--- Start of DATA LISTING ---
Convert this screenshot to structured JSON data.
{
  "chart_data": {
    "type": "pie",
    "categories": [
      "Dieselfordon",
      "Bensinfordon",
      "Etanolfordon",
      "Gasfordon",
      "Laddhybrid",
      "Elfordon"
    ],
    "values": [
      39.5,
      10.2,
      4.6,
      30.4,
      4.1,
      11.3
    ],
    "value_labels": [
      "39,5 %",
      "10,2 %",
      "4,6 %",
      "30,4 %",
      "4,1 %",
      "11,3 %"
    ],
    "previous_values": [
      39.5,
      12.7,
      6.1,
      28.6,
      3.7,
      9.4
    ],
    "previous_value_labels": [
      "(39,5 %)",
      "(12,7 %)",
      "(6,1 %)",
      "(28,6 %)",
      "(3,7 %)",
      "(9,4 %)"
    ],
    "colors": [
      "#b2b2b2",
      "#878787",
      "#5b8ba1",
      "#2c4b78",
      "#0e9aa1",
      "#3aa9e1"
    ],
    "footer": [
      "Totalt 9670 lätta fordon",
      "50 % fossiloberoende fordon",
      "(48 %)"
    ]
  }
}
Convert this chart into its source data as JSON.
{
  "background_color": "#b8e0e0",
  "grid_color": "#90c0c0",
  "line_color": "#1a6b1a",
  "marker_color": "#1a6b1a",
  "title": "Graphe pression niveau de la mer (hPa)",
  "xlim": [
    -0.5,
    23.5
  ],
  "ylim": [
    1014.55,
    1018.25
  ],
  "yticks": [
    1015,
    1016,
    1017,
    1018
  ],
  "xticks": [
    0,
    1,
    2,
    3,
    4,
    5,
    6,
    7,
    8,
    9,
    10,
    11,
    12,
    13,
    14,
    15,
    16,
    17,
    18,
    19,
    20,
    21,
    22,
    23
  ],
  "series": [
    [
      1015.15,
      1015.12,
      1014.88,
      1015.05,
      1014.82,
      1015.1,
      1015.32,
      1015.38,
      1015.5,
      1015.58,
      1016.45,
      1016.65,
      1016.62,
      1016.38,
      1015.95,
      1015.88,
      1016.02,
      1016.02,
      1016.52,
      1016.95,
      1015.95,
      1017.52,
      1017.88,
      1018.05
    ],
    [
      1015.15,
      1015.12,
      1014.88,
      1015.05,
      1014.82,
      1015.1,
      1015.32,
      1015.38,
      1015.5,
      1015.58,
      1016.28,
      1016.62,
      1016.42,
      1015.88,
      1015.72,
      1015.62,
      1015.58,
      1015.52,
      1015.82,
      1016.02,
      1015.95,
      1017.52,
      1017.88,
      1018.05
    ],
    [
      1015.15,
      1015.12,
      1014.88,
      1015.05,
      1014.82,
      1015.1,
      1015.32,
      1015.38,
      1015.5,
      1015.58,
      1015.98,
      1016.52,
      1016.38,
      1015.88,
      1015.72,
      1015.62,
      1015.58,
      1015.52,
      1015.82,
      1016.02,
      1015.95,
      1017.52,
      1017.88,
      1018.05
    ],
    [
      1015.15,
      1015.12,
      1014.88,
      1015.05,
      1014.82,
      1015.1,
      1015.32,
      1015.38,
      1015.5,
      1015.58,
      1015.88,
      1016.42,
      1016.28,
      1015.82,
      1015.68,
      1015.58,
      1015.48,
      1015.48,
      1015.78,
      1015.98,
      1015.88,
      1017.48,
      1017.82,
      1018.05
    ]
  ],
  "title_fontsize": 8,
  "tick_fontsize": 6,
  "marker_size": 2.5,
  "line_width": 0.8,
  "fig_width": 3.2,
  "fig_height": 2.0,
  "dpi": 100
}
--- End of DATA LISTING ---
The records above are to be repeated exactly, in their entirety.

Convert this screenshot to structured JSON data.
{
  "chart_data": {
    "type": "pie",
    "categories": [
      "Dieselfordon",
      "Bensinfordon",
      "Etanolfordon",
      "Gasfordon",
      "Laddhybrid",
      "Elfordon"
    ],
    "values": [
      39.5,
      10.2,
      4.6,
      30.4,
      4.1,
      11.3
    ],
    "value_labels": [
      "39,5 %",
      "10,2 %",
      "4,6 %",
      "30,4 %",
      "4,1 %",
      "11,3 %"
    ],
    "previous_values": [
      39.5,
      12.7,
      6.1,
      28.6,
      3.7,
      9.4
    ],
    "previous_value_labels": [
      "(39,5 %)",
      "(12,7 %)",
      "(6,1 %)",
      "(28,6 %)",
      "(3,7 %)",
      "(9,4 %)"
    ],
    "colors": [
      "#b2b2b2",
      "#878787",
      "#5b8ba1",
      "#2c4b78",
      "#0e9aa1",
      "#3aa9e1"
    ],
    "footer": [
      "Totalt 9670 lätta fordon",
      "50 % fossiloberoende fordon",
      "(48 %)"
    ]
  }
}
Convert this chart into its source data as JSON.
{
  "background_color": "#b8e0e0",
  "grid_color": "#90c0c0",
  "line_color": "#1a6b1a",
  "marker_color": "#1a6b1a",
  "title": "Graphe pression niveau de la mer (hPa)",
  "xlim": [
    -0.5,
    23.5
  ],
  "ylim": [
    1014.55,
    1018.25
  ],
  "yticks": [
    1015,
    1016,
    1017,
    1018
  ],
  "xticks": [
    0,
    1,
    2,
    3,
    4,
    5,
    6,
    7,
    8,
    9,
    10,
    11,
    12,
    13,
    14,
    15,
    16,
    17,
    18,
    19,
    20,
    21,
    22,
    23
  ],
  "series": [
    [
      1015.15,
      1015.12,
      1014.88,
      1015.05,
      1014.82,
      1015.1,
      1015.32,
      1015.38,
      1015.5,
      1015.58,
      1016.45,
      1016.65,
      1016.62,
      1016.38,
      1015.95,
      1015.88,
      1016.02,
      1016.02,
      1016.52,
      1016.95,
      1015.95,
      1017.52,
      1017.88,
      1018.05
    ],
    [
      1015.15,
      1015.12,
      1014.88,
      1015.05,
      1014.82,
      1015.1,
      1015.32,
      1015.38,
      1015.5,
      1015.58,
      1016.28,
      1016.62,
      1016.42,
      1015.88,
      1015.72,
      1015.62,
      1015.58,
      1015.52,
      1015.82,
      1016.02,
      1015.95,
      1017.52,
      1017.88,
      1018.05
    ],
    [
      1015.15,
      1015.12,
      1014.88,
      1015.05,
      1014.82,
      1015.1,
      1015.32,
      1015.38,
      1015.5,
      1015.58,
      1015.98,
      1016.52,
      1016.38,
      1015.88,
      1015.72,
      1015.62,
      1015.58,
      1015.52,
      1015.82,
      1016.02,
      1015.95,
      1017.52,
      1017.88,
      1018.05
    ],
    [
      1015.15,
      1015.12,
      1014.88,
      1015.05,
      1014.82,
      1015.1,
      1015.32,
      1015.38,
      1015.5,
      1015.58,
      1015.88,
      1016.42,
      1016.28,
      1015.82,
      1015.68,
      1015.58,
      1015.48,
      1015.48,
      1015.78,
      1015.98,
      1015.88,
      1017.48,
      1017.82,
      1018.05
    ]
  ],
  "title_fontsize": 8,
  "tick_fontsize": 6,
  "marker_size": 2.5,
  "line_width": 0.8,
  "fig_width": 3.2,
  "fig_height": 2.0,
  "dpi": 100
}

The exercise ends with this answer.